» Required task: Your task is to extract every entry that follows word for word while excluding the pictures.

» Raw records:
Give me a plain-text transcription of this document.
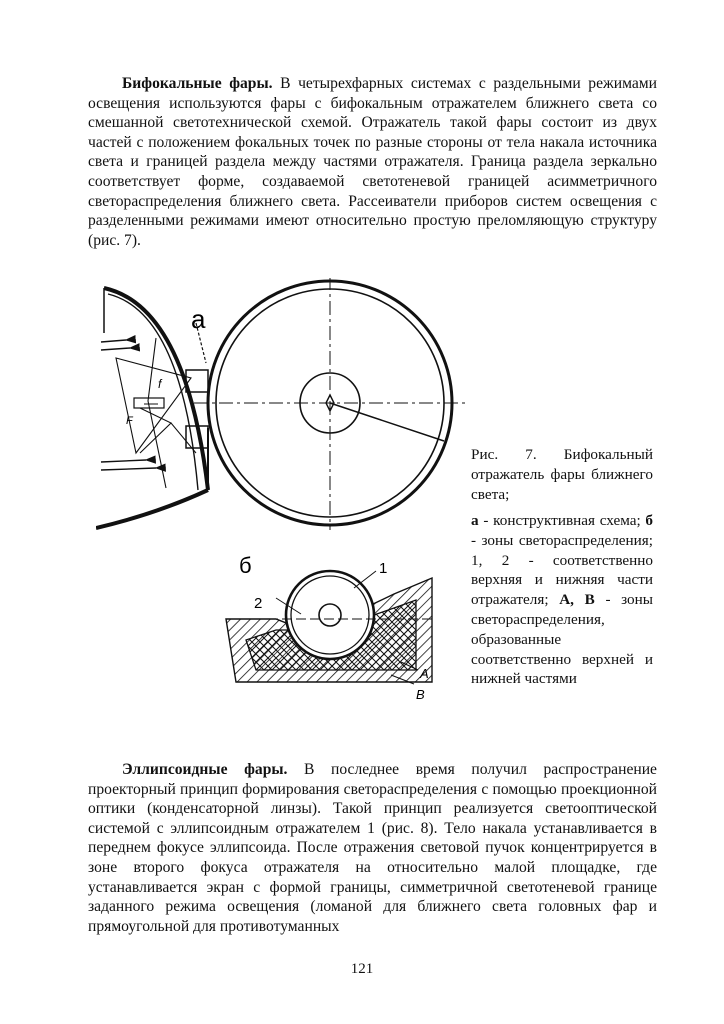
Бифокальные фары. В четырехфарных системах с раздельными режимами освещения используются фары с бифокальным отражателем ближнего света со смешанной светотехнической схемой. Отражатель такой фары состоит из двух частей с положением фокальных точек по разные стороны от тела накала источника света и границей раздела между частями отражателя. Граница раздела зеркально соответствует форме, создаваемой светотеневой границей асимметричного светораспределения ближнего света. Рассеиватели приборов систем освещения с разделенными режимами имеют относительно простую преломляющую структуру (рис. 7).

а
f
F
б	1
2
A
B
Рис. 7. Бифокальный отражатель фары ближнего света;
а - конструктивная схема; б - зоны светораспределения; 1, 2 - соответственно верхняя и нижняя части отражателя; А, В - зоны светораспределения, образованные соответственно верхней и нижней частями

Эллипсоидные фары. В последнее время получил распространение проекторный принцип формирования светораспределения с помощью проекционной оптики (конденсаторной линзы). Такой принцип реализуется светооптической системой с эллипсоидным отражателем 1 (рис. 8). Тело накала устанавливается в переднем фокусе эллипсоида. После отражения световой пучок концентрируется в зоне второго фокуса отражателя на относительно малой площадке, где устанавливается экран с формой границы, симметричной светотеневой границе заданного режима освещения (ломаной для ближнего света головных фар и прямоугольной для противотуманных

121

» Worked answer:
Give me a plain-text transcription of this document.
Бифокальные фары. В четырехфарных системах с раздельными режимами освещения используются фары с бифокальным отражателем ближнего света со смешанной светотехнической схемой. Отражатель такой фары состоит из двух частей с положением фокальных точек по разные стороны от тела накала источника света и границей раздела между частями отражателя. Граница раздела зеркально соответствует форме, создаваемой светотеневой границей асимметричного светораспределения ближнего света. Рассеиватели приборов систем освещения с разделенными режимами имеют относительно простую преломляющую структуру (рис. 7).

а
f
F
б	1
2
A
B
Рис. 7. Бифокальный отражатель фары ближнего света;
а - конструктивная схема; б - зоны светораспределения; 1, 2 - соответственно верхняя и нижняя части отражателя; А, В - зоны светораспределения, образованные соответственно верхней и нижней частями

Эллипсоидные фары. В последнее время получил распространение проекторный принцип формирования светораспределения с помощью проекционной оптики (конденсаторной линзы). Такой принцип реализуется светооптической системой с эллипсоидным отражателем 1 (рис. 8). Тело накала устанавливается в переднем фокусе эллипсоида. После отражения световой пучок концентрируется в зоне второго фокуса отражателя на относительно малой площадке, где устанавливается экран с формой границы, симметричной светотеневой границе заданного режима освещения (ломаной для ближнего света головных фар и прямоугольной для противотуманных

121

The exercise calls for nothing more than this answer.